## PROBLEM DETAILS
Find all the lines with "Width" and gather them.
======== RECORDS PROVIDED ========
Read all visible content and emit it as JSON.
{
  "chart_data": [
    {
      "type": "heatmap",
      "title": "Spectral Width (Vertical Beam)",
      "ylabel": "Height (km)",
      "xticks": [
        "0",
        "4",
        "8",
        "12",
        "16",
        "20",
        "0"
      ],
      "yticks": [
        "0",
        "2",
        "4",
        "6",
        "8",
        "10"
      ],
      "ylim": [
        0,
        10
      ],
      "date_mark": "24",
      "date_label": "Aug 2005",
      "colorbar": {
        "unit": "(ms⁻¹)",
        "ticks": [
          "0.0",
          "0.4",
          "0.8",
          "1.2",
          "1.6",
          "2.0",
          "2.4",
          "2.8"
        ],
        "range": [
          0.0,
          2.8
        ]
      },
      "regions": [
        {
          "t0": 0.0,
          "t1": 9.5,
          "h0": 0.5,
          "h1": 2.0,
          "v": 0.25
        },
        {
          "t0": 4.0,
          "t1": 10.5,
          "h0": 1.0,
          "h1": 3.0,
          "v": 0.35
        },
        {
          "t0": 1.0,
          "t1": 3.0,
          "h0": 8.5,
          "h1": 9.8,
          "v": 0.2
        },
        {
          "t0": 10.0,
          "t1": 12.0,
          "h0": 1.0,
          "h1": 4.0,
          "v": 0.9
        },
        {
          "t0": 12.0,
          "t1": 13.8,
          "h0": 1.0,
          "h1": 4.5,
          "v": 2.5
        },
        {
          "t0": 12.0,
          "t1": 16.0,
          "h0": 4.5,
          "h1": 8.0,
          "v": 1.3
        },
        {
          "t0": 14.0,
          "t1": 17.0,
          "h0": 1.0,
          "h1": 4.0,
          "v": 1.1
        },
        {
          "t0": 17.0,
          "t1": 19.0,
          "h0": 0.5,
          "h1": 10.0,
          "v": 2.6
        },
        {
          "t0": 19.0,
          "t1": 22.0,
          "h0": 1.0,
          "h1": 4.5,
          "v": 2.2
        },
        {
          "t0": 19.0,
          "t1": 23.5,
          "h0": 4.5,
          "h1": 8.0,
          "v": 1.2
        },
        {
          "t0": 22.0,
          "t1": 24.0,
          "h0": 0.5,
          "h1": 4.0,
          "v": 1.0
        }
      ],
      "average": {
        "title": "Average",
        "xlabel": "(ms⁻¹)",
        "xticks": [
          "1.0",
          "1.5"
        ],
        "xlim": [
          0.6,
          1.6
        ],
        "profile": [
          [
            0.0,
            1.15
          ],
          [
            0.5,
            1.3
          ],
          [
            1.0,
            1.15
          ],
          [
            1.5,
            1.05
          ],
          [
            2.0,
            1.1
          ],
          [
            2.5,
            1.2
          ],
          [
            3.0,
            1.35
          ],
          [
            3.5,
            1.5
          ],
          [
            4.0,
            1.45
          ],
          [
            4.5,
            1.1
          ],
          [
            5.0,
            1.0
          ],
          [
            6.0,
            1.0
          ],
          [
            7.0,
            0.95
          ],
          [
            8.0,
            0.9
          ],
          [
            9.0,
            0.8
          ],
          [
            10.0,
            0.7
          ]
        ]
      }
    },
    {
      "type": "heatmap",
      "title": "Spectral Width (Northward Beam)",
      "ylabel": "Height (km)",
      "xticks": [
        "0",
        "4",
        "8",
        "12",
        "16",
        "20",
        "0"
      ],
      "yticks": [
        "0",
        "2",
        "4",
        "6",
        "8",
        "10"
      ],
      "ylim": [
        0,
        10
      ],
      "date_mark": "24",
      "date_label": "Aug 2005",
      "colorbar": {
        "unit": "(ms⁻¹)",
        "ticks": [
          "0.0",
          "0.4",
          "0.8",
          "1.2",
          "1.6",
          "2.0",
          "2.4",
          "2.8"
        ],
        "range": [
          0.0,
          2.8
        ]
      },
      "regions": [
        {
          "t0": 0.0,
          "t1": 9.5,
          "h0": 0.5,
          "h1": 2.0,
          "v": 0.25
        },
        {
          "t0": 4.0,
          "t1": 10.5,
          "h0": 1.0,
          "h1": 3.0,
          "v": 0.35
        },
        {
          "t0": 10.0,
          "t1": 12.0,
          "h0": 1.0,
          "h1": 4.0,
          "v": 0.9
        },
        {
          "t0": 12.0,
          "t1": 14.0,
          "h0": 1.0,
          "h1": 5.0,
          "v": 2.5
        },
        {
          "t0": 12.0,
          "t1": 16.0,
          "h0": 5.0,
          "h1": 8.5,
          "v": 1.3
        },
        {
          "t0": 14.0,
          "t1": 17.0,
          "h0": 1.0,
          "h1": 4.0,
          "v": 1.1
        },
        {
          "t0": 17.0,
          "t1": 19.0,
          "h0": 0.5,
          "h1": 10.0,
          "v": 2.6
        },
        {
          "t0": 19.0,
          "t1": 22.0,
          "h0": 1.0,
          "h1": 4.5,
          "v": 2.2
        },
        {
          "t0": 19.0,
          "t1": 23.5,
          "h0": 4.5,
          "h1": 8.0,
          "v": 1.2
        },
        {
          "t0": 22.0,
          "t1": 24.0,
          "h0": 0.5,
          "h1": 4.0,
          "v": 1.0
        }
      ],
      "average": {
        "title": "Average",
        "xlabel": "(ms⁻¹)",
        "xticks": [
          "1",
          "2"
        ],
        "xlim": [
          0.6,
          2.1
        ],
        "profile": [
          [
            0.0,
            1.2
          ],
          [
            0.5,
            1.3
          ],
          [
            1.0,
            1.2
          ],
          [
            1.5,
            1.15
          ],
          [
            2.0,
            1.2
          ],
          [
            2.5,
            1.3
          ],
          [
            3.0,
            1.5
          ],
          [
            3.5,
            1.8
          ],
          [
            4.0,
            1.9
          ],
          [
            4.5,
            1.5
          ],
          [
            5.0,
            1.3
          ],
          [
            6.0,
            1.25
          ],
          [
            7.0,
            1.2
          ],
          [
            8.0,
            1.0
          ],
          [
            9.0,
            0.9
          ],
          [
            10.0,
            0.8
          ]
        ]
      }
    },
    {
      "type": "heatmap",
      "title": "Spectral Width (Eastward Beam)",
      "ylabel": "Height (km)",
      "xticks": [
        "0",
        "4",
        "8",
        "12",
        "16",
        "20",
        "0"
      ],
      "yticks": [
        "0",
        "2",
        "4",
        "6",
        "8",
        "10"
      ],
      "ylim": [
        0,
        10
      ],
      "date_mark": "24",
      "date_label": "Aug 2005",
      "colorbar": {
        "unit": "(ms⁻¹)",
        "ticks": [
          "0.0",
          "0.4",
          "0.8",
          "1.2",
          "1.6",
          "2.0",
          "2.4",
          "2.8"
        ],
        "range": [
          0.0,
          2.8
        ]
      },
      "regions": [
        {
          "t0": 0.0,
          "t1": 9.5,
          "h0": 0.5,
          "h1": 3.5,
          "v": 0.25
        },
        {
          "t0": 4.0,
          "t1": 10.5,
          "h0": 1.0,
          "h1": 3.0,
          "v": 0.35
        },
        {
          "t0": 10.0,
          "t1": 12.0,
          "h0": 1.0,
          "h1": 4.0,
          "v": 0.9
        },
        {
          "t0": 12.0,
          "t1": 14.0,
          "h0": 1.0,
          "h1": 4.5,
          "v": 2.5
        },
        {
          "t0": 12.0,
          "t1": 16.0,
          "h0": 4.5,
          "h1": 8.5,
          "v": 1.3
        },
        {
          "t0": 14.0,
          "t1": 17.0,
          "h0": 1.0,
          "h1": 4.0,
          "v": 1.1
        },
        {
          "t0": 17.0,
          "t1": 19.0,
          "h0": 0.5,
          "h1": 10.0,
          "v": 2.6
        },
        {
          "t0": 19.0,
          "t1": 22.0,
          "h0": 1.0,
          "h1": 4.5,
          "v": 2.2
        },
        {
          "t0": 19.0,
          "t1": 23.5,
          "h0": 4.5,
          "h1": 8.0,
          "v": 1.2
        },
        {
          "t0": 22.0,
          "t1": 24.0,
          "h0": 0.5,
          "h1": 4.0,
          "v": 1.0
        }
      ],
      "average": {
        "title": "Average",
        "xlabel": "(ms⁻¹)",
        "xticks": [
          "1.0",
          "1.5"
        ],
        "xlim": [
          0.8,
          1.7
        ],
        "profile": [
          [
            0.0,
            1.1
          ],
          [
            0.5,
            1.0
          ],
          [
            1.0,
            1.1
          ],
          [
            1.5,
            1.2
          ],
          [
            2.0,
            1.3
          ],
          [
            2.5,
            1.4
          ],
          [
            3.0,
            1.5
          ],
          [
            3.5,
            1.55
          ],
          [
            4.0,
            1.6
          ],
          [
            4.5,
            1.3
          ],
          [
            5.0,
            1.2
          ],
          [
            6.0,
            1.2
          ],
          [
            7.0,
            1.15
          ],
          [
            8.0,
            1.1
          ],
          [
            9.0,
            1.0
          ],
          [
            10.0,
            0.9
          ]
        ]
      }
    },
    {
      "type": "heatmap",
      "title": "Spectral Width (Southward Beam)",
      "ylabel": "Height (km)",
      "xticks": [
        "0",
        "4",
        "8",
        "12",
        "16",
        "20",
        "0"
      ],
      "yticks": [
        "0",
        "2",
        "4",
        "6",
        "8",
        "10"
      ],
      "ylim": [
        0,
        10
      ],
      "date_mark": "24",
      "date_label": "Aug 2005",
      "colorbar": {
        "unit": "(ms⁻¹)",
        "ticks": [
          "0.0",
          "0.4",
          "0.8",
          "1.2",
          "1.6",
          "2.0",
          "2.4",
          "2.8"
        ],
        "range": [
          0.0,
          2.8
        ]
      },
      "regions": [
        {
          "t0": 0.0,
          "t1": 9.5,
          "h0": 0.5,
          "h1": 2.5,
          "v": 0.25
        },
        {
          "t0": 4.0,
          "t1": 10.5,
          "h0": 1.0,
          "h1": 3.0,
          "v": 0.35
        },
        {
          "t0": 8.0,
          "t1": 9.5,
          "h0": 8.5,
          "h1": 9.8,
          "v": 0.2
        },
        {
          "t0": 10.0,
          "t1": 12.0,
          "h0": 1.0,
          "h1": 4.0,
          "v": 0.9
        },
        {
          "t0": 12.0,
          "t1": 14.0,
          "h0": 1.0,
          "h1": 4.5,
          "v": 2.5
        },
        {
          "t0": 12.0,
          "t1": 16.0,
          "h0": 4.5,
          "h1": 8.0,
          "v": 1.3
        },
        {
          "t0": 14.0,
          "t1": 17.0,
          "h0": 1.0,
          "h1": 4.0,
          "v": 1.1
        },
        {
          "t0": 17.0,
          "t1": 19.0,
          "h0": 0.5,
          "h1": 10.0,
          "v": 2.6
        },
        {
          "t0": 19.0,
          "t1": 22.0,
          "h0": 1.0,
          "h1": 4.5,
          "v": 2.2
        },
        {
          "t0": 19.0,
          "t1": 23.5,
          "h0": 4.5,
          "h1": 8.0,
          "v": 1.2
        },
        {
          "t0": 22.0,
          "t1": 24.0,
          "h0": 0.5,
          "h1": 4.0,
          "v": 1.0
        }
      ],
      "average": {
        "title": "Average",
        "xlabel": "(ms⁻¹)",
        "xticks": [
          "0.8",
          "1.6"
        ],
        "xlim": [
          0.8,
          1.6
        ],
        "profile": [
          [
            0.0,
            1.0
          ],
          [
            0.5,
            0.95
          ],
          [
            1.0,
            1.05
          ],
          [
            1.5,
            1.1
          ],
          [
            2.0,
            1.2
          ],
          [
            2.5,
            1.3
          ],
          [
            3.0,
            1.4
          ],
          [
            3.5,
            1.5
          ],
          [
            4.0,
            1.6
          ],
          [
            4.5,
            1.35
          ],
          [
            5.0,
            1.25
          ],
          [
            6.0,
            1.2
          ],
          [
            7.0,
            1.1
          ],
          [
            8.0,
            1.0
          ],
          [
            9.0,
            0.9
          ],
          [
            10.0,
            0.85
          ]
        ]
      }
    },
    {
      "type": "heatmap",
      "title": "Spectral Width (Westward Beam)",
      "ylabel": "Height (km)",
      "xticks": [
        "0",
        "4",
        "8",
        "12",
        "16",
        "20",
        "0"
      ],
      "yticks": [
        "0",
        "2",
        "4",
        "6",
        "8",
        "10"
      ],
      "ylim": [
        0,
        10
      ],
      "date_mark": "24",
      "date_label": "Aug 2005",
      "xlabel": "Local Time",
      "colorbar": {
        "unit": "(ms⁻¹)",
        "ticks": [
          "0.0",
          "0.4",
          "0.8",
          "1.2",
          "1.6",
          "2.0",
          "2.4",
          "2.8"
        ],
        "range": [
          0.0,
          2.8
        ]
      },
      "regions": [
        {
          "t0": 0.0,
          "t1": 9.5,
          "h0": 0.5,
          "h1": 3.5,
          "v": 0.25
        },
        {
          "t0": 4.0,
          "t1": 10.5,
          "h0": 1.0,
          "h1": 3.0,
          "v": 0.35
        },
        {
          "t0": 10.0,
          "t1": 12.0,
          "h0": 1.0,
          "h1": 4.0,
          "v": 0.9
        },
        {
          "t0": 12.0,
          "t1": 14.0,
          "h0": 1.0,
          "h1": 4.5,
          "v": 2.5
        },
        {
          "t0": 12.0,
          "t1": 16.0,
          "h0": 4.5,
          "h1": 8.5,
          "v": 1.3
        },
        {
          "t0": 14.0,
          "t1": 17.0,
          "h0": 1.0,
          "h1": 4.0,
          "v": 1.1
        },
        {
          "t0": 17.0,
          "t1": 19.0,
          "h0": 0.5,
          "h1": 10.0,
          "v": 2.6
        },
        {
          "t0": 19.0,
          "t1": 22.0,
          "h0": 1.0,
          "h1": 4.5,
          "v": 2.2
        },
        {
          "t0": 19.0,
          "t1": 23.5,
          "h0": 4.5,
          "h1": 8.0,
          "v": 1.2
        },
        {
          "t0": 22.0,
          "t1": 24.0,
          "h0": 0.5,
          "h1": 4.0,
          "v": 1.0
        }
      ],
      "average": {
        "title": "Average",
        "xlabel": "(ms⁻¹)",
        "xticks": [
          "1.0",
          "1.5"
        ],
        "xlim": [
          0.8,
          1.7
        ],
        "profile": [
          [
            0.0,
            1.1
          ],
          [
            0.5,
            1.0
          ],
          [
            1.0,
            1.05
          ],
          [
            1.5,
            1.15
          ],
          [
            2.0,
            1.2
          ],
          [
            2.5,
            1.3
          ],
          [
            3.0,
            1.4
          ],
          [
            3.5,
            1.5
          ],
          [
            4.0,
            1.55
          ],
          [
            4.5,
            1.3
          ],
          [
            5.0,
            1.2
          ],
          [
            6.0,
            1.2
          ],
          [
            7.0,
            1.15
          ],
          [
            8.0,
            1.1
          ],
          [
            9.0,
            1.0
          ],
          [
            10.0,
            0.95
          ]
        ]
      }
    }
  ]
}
========
## ANSWER TO THE PROBLEM
      "title": "Spectral Width (Vertical Beam)",
      "title": "Spectral Width (Northward Beam)",
      "title": "Spectral Width (Eastward Beam)",
      "title": "Spectral Width (Southward Beam)",
      "title": "Spectral Width (Westward Beam)",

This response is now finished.